Show only lines that include "natus".
──────────────────────────────
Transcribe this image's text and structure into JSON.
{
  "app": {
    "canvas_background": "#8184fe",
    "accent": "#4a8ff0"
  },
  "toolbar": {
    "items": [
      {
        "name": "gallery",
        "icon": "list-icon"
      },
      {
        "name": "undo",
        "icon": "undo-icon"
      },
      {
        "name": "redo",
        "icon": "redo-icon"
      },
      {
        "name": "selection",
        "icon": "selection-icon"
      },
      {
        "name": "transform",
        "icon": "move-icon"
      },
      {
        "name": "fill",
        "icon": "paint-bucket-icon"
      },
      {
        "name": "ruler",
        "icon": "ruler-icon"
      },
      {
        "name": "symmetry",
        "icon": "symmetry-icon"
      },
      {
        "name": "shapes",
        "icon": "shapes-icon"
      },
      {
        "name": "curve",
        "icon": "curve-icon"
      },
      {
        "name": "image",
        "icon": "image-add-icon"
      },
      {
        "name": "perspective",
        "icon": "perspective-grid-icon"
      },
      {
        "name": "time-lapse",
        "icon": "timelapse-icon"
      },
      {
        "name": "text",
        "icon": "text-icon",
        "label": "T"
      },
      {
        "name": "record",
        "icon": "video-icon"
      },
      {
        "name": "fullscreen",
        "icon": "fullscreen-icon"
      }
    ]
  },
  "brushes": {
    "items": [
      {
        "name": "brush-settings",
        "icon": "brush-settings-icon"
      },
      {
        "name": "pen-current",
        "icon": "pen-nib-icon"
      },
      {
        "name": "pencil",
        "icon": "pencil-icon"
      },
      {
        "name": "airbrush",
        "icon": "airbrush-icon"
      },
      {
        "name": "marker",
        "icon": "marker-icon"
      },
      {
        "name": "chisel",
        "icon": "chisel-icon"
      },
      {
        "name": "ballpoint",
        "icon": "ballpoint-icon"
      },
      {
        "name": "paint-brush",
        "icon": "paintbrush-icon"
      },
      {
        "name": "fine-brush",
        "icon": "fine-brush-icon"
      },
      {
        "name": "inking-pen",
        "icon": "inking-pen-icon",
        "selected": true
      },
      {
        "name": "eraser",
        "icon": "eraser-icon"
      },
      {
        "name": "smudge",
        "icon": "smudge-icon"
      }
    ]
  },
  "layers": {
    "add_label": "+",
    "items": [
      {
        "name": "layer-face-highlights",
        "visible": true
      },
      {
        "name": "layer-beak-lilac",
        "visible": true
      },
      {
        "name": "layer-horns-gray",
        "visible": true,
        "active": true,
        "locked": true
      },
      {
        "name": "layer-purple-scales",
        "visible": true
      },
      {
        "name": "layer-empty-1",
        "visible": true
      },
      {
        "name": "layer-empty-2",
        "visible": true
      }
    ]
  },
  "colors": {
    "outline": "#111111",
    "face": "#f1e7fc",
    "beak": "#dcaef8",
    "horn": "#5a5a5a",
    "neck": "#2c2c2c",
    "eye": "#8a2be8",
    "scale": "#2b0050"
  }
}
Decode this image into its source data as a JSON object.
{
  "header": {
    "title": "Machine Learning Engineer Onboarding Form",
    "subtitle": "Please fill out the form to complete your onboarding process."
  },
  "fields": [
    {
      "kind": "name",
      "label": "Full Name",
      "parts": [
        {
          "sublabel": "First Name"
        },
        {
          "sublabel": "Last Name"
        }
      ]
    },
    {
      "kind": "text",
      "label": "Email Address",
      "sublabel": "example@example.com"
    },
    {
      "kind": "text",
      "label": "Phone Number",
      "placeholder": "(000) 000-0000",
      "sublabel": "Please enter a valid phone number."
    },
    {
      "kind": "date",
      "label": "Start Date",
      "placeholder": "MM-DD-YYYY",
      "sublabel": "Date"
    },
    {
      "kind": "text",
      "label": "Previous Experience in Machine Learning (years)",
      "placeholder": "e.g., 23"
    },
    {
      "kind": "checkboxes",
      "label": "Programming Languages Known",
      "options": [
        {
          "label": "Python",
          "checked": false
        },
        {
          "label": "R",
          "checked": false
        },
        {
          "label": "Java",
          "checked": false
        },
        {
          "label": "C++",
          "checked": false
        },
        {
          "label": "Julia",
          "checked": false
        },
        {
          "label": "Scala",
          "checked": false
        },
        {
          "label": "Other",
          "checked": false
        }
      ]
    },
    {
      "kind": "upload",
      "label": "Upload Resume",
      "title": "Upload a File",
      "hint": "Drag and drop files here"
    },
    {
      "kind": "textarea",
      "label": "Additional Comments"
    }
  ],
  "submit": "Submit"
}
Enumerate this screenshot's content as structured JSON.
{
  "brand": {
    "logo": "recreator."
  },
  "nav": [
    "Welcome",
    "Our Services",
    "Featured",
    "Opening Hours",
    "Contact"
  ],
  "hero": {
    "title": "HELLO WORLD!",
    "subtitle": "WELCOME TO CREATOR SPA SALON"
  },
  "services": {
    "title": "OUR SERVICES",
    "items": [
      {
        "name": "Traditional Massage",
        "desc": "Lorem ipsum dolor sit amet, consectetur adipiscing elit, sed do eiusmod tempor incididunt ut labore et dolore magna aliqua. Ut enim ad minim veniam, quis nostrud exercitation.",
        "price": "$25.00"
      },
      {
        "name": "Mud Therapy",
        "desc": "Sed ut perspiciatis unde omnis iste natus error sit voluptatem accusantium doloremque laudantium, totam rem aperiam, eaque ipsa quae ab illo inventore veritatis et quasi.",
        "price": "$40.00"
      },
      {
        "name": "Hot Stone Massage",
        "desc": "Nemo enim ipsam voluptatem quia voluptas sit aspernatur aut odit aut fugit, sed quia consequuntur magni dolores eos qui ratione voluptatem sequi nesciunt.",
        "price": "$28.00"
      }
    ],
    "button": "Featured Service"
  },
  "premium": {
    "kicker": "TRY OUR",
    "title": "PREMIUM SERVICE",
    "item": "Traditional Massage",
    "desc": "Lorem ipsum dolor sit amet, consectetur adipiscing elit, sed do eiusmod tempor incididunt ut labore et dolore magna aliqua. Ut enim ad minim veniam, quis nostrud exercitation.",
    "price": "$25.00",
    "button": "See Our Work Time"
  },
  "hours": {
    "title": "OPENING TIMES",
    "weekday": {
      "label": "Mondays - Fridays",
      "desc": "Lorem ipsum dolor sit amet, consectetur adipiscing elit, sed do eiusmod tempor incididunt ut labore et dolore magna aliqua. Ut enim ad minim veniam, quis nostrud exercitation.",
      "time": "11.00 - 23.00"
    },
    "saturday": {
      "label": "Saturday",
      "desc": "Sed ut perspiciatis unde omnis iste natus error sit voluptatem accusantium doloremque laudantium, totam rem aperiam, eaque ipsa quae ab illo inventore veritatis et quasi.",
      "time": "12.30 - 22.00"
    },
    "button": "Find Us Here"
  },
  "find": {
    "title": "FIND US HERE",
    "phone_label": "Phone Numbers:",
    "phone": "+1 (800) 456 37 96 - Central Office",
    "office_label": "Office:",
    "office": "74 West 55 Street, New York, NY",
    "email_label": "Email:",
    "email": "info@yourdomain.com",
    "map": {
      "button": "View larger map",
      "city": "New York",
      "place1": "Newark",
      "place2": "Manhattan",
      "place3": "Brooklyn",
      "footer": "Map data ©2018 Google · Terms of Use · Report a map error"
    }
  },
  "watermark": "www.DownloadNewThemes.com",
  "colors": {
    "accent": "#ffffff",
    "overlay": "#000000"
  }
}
──────────────────────────────
Task result:
        "desc": "Sed ut perspiciatis unde omnis iste natus error sit voluptatem accusantium doloremque laudantium, totam rem aperiam, eaque ipsa quae ab illo inventore veritatis et quasi.",
      "desc": "Sed ut perspiciatis unde omnis iste natus error sit voluptatem accusantium doloremque laudantium, totam rem aperiam, eaque ipsa quae ab illo inventore veritatis et quasi.",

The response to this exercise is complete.